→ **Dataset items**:
>> Begin

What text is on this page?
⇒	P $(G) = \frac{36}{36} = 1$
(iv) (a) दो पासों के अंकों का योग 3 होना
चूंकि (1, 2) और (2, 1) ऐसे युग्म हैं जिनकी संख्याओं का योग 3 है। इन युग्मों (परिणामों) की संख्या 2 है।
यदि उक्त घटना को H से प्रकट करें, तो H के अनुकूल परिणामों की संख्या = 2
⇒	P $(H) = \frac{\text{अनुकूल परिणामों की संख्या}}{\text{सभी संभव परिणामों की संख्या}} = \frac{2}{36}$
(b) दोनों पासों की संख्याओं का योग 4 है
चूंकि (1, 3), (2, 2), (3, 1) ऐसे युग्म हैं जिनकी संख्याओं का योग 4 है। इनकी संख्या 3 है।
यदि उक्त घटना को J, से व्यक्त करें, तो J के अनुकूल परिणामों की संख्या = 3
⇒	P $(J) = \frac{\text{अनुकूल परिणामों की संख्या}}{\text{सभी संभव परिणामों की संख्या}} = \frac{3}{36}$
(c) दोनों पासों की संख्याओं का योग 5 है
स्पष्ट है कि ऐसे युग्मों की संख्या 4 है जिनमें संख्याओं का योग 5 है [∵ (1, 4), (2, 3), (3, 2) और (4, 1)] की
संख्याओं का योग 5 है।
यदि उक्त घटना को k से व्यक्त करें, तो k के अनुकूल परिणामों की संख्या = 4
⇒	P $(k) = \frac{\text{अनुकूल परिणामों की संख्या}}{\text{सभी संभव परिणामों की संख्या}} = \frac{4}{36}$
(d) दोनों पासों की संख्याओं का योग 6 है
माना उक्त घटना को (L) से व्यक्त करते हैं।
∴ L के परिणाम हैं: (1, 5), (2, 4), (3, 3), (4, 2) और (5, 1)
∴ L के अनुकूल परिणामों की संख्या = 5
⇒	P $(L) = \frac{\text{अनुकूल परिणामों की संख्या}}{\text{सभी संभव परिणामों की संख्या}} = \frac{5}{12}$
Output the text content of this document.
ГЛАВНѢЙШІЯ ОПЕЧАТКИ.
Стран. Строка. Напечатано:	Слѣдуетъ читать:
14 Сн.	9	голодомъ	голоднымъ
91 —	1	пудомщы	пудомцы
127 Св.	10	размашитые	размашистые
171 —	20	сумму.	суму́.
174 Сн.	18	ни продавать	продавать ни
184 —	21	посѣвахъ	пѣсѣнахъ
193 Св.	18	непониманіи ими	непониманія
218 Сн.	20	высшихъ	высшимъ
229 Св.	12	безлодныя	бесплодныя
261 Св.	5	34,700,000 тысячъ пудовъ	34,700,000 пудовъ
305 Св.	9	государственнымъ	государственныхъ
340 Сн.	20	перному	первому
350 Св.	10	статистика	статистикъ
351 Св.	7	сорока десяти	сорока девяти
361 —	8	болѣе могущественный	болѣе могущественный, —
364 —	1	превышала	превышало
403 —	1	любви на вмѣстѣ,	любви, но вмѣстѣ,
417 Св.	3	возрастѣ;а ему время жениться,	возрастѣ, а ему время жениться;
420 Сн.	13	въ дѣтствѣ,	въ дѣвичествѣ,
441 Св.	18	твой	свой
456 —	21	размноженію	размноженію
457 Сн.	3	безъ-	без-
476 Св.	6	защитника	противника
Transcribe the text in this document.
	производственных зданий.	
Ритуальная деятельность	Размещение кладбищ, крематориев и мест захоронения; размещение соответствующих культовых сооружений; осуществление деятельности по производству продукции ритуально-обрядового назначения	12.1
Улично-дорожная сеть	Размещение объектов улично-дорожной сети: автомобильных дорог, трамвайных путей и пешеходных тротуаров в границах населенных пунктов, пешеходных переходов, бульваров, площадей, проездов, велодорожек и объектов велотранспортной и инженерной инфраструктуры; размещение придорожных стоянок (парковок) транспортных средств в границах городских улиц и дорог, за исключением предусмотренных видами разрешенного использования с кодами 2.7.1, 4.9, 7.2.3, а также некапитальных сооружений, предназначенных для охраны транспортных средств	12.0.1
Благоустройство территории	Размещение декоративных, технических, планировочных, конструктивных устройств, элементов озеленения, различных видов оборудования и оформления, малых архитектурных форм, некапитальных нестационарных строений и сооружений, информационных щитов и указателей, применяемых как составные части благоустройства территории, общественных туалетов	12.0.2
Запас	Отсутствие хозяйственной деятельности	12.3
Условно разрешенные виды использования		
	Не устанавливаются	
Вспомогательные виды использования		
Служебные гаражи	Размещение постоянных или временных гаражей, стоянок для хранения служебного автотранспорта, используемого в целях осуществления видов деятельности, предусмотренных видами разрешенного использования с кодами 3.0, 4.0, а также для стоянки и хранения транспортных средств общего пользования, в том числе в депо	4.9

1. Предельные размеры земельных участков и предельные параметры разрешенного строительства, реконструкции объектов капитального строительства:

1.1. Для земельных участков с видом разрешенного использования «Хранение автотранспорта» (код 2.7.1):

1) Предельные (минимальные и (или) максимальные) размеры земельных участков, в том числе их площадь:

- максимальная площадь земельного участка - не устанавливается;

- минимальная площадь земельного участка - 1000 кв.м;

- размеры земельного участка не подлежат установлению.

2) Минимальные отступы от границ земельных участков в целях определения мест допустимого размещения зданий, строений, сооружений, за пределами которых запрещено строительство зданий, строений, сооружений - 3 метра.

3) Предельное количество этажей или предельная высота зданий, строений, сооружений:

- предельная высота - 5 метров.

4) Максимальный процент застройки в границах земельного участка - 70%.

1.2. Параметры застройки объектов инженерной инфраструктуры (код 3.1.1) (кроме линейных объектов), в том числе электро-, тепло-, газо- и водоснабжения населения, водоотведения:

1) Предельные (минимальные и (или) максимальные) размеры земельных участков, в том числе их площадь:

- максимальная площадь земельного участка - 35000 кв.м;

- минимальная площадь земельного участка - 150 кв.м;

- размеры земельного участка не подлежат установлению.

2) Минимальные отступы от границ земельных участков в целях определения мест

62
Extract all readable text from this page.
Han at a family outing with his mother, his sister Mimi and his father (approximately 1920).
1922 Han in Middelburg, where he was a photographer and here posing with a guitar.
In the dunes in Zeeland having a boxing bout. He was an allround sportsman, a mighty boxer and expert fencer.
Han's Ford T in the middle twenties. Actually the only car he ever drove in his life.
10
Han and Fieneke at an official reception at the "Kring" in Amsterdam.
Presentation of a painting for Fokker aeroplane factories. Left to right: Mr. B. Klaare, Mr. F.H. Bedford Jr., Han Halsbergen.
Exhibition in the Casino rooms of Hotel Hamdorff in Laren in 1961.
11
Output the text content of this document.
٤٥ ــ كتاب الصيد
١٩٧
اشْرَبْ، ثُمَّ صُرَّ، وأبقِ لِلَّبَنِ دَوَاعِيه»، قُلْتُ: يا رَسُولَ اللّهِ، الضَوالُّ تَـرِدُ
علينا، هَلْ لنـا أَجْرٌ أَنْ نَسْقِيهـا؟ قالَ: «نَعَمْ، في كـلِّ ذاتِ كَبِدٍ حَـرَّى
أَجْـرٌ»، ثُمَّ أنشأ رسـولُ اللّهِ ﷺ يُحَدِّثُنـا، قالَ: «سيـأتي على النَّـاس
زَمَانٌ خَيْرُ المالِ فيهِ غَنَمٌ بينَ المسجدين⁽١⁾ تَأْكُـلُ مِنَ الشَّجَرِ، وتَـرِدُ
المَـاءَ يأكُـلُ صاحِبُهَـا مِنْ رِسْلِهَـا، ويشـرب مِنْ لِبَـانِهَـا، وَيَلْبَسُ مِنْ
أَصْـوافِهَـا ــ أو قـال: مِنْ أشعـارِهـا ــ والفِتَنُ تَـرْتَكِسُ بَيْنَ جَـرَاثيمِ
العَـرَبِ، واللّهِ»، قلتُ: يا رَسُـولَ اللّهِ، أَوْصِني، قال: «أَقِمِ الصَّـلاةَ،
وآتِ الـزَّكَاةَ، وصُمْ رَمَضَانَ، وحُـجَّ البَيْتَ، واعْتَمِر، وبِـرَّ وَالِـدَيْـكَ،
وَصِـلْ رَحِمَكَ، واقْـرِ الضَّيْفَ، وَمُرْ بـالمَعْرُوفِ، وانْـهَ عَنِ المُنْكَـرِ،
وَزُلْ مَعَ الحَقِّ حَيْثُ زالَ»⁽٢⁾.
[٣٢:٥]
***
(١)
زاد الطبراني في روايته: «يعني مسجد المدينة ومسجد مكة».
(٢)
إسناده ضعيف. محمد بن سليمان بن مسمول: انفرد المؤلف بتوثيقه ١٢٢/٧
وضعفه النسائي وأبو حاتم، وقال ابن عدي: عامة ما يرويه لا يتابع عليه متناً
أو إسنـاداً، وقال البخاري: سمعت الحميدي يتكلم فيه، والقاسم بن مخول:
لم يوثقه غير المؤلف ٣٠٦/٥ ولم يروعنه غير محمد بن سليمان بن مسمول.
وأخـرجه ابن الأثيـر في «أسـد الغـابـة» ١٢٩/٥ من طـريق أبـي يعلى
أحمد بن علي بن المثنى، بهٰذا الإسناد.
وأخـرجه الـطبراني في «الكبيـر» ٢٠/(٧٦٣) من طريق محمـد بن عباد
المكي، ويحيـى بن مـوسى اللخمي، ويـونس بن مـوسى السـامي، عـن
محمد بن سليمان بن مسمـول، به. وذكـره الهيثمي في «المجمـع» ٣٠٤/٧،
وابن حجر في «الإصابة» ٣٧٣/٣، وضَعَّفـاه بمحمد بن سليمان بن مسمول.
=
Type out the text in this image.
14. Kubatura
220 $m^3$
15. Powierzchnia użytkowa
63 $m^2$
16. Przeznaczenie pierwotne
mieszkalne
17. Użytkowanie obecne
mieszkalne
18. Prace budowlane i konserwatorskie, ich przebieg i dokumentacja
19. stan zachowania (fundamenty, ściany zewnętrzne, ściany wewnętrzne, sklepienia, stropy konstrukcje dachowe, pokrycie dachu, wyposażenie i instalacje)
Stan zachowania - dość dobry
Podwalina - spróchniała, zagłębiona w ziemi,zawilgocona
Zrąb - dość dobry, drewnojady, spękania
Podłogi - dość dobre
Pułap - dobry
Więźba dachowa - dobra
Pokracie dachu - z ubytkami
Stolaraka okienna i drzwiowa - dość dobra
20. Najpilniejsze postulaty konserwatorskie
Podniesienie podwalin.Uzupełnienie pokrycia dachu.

>> End

→ **AIM**: Copy each line of the data above that holds "with".

→ **ANSWER FOR THIS EXERCISE**:
Han at a family outing with his mother, his sister Mimi and his father (approximately 1920).
1922 Han in Middelburg, where he was a photographer and here posing with a guitar.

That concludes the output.